# Exercise description:
Repeat, exactly and completely, the material that follows. Omit the pictures.

# Records from a collection:
►

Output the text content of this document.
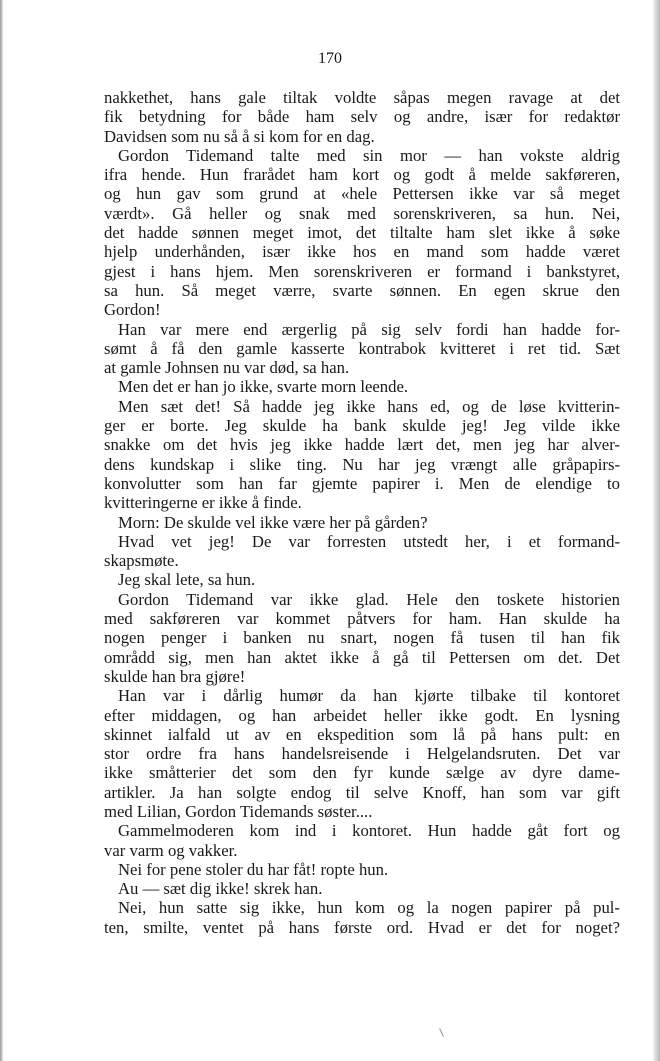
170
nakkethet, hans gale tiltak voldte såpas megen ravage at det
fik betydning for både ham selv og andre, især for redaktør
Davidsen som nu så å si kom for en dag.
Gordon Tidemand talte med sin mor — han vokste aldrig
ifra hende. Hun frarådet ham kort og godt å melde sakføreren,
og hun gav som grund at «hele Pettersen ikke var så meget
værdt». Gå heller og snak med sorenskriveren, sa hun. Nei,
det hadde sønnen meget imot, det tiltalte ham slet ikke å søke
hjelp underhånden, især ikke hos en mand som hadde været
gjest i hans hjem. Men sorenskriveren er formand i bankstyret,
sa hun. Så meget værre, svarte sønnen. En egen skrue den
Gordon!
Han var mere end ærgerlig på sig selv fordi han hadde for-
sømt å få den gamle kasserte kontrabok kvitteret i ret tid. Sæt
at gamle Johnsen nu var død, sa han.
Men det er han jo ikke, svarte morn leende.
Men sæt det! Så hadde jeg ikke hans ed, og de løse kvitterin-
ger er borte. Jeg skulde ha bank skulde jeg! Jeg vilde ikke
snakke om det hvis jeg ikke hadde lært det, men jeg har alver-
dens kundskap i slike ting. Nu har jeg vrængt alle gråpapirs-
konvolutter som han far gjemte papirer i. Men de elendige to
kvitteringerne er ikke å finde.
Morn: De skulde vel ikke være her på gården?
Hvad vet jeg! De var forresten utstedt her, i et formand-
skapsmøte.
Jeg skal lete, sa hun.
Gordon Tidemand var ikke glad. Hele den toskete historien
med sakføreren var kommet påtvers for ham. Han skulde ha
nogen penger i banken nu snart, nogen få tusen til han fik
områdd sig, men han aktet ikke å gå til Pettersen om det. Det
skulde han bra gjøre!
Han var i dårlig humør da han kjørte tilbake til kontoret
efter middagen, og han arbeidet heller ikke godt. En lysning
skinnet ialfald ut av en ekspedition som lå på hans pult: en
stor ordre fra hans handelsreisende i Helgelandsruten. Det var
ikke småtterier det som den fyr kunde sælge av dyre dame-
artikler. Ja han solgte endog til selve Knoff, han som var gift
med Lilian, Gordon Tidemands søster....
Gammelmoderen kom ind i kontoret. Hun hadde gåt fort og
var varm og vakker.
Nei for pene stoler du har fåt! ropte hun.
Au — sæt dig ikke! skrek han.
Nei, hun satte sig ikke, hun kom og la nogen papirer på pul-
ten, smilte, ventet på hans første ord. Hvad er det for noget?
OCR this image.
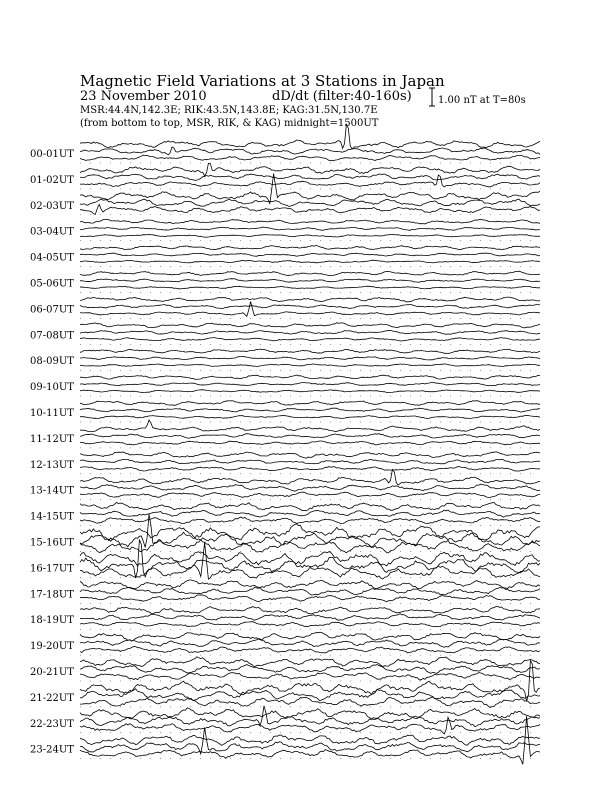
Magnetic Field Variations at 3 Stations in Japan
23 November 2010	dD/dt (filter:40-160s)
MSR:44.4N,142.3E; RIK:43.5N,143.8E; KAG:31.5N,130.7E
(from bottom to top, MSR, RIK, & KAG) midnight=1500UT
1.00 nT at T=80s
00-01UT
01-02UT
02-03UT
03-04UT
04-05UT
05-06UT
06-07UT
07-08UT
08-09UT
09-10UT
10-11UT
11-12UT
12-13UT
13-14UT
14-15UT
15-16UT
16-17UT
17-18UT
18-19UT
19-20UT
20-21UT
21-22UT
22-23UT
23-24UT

◄

# Task solution:
Output the text content of this document.
170
nakkethet, hans gale tiltak voldte såpas megen ravage at det
fik betydning for både ham selv og andre, især for redaktør
Davidsen som nu så å si kom for en dag.
Gordon Tidemand talte med sin mor — han vokste aldrig
ifra hende. Hun frarådet ham kort og godt å melde sakføreren,
og hun gav som grund at «hele Pettersen ikke var så meget
værdt». Gå heller og snak med sorenskriveren, sa hun. Nei,
det hadde sønnen meget imot, det tiltalte ham slet ikke å søke
hjelp underhånden, især ikke hos en mand som hadde været
gjest i hans hjem. Men sorenskriveren er formand i bankstyret,
sa hun. Så meget værre, svarte sønnen. En egen skrue den
Gordon!
Han var mere end ærgerlig på sig selv fordi han hadde for-
sømt å få den gamle kasserte kontrabok kvitteret i ret tid. Sæt
at gamle Johnsen nu var død, sa han.
Men det er han jo ikke, svarte morn leende.
Men sæt det! Så hadde jeg ikke hans ed, og de løse kvitterin-
ger er borte. Jeg skulde ha bank skulde jeg! Jeg vilde ikke
snakke om det hvis jeg ikke hadde lært det, men jeg har alver-
dens kundskap i slike ting. Nu har jeg vrængt alle gråpapirs-
konvolutter som han far gjemte papirer i. Men de elendige to
kvitteringerne er ikke å finde.
Morn: De skulde vel ikke være her på gården?
Hvad vet jeg! De var forresten utstedt her, i et formand-
skapsmøte.
Jeg skal lete, sa hun.
Gordon Tidemand var ikke glad. Hele den toskete historien
med sakføreren var kommet påtvers for ham. Han skulde ha
nogen penger i banken nu snart, nogen få tusen til han fik
områdd sig, men han aktet ikke å gå til Pettersen om det. Det
skulde han bra gjøre!
Han var i dårlig humør da han kjørte tilbake til kontoret
efter middagen, og han arbeidet heller ikke godt. En lysning
skinnet ialfald ut av en ekspedition som lå på hans pult: en
stor ordre fra hans handelsreisende i Helgelandsruten. Det var
ikke småtterier det som den fyr kunde sælge av dyre dame-
artikler. Ja han solgte endog til selve Knoff, han som var gift
med Lilian, Gordon Tidemands søster....
Gammelmoderen kom ind i kontoret. Hun hadde gåt fort og
var varm og vakker.
Nei for pene stoler du har fåt! ropte hun.
Au — sæt dig ikke! skrek han.
Nei, hun satte sig ikke, hun kom og la nogen papirer på pul-
ten, smilte, ventet på hans første ord. Hvad er det for noget?
OCR this image.
Magnetic Field Variations at 3 Stations in Japan
23 November 2010	dD/dt (filter:40-160s)
MSR:44.4N,142.3E; RIK:43.5N,143.8E; KAG:31.5N,130.7E
(from bottom to top, MSR, RIK, & KAG) midnight=1500UT
1.00 nT at T=80s
00-01UT
01-02UT
02-03UT
03-04UT
04-05UT
05-06UT
06-07UT
07-08UT
08-09UT
09-10UT
10-11UT
11-12UT
12-13UT
13-14UT
14-15UT
15-16UT
16-17UT
17-18UT
18-19UT
19-20UT
20-21UT
21-22UT
22-23UT
23-24UT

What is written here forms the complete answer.